DESCRIPTION OF THE TASK >>
Pick out each line with the word "text" from the material that follows.
>> START TASK INPUT
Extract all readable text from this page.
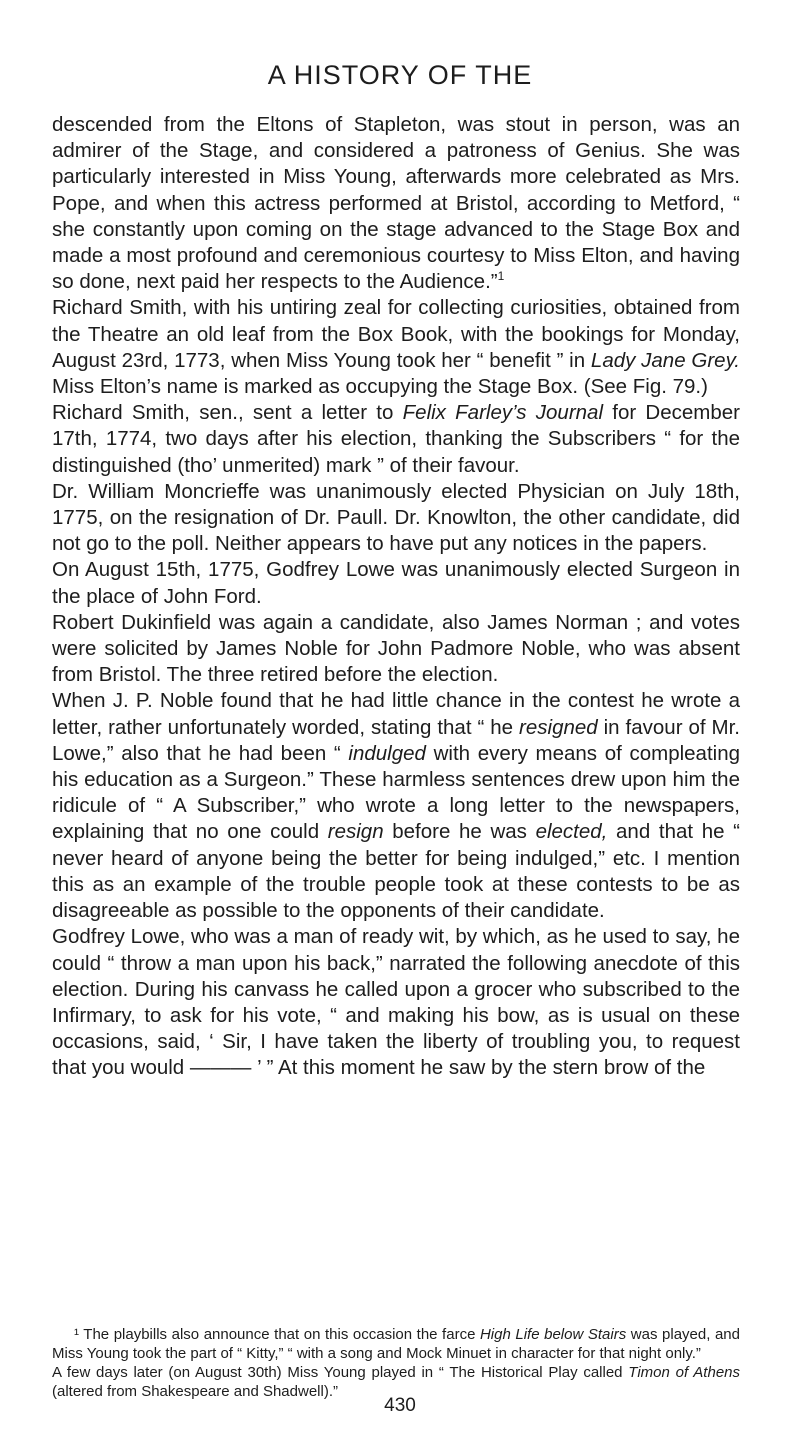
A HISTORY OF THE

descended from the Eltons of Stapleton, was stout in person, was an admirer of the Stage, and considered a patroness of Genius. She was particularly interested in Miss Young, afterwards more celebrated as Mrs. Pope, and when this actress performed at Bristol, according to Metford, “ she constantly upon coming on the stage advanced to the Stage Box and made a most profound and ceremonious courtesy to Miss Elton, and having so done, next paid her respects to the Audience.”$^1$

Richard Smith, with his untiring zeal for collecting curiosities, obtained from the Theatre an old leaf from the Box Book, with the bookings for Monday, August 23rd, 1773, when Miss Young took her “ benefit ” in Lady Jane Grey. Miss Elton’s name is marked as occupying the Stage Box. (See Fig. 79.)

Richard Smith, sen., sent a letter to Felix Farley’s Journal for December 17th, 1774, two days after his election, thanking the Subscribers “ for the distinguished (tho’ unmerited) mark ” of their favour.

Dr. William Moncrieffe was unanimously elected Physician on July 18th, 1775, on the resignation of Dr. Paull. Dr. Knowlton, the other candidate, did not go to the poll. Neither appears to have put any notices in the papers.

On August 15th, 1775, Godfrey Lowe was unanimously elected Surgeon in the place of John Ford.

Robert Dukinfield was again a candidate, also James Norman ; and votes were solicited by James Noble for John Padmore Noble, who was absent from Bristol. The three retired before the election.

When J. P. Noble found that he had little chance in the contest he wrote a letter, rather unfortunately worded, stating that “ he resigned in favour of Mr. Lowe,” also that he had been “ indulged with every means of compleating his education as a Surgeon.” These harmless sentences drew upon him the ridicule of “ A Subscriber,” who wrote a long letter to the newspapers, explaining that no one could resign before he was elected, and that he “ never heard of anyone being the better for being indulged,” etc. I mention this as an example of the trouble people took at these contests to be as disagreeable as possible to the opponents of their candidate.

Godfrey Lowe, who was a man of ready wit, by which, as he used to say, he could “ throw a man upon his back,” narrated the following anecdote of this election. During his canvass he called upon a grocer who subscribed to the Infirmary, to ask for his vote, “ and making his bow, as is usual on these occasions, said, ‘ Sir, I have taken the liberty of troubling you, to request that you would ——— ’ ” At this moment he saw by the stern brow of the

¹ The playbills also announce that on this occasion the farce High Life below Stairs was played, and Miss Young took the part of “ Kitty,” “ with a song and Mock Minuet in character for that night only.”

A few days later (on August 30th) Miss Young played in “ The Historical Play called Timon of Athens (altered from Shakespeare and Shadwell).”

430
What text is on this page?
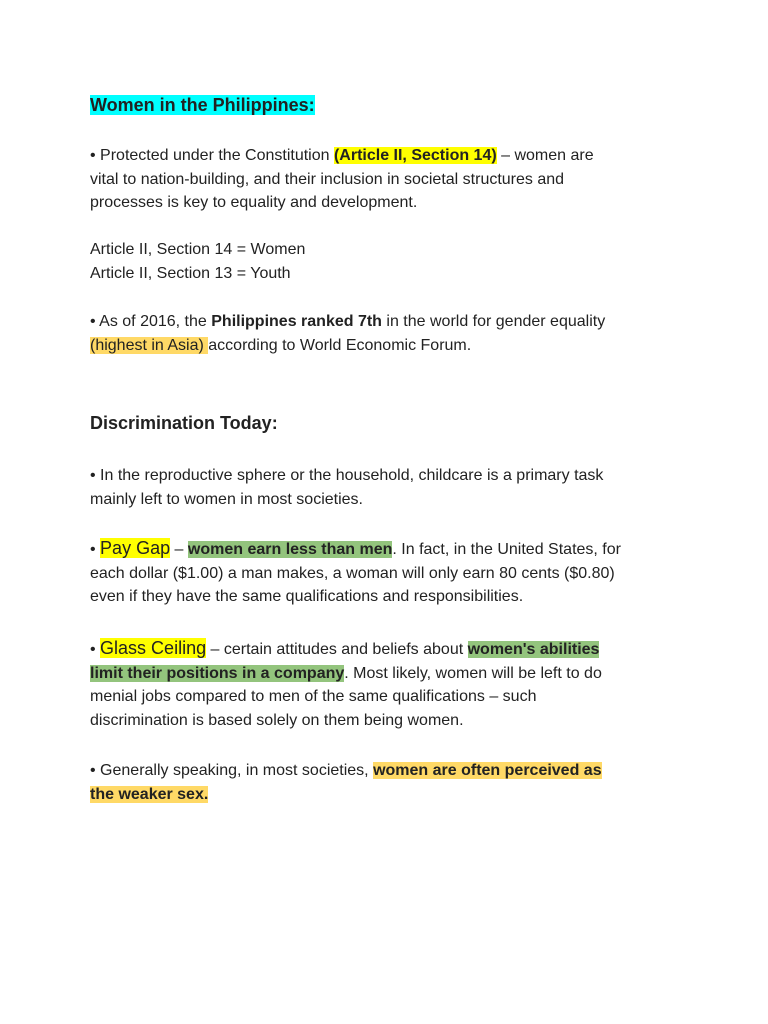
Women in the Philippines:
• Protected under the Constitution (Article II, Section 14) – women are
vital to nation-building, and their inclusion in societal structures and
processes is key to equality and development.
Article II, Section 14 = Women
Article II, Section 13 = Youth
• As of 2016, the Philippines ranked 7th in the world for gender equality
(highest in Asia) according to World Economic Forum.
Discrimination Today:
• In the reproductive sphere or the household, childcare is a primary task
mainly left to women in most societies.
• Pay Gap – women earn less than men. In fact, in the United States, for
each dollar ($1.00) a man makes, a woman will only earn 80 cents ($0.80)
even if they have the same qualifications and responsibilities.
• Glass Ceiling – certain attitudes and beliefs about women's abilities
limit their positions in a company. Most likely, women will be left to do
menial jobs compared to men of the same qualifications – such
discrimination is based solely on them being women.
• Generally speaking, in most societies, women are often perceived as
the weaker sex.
>> END TASK INPUT
RESULT FOR THIS TASK >>
Extract all readable text from this page.
What text is on this page?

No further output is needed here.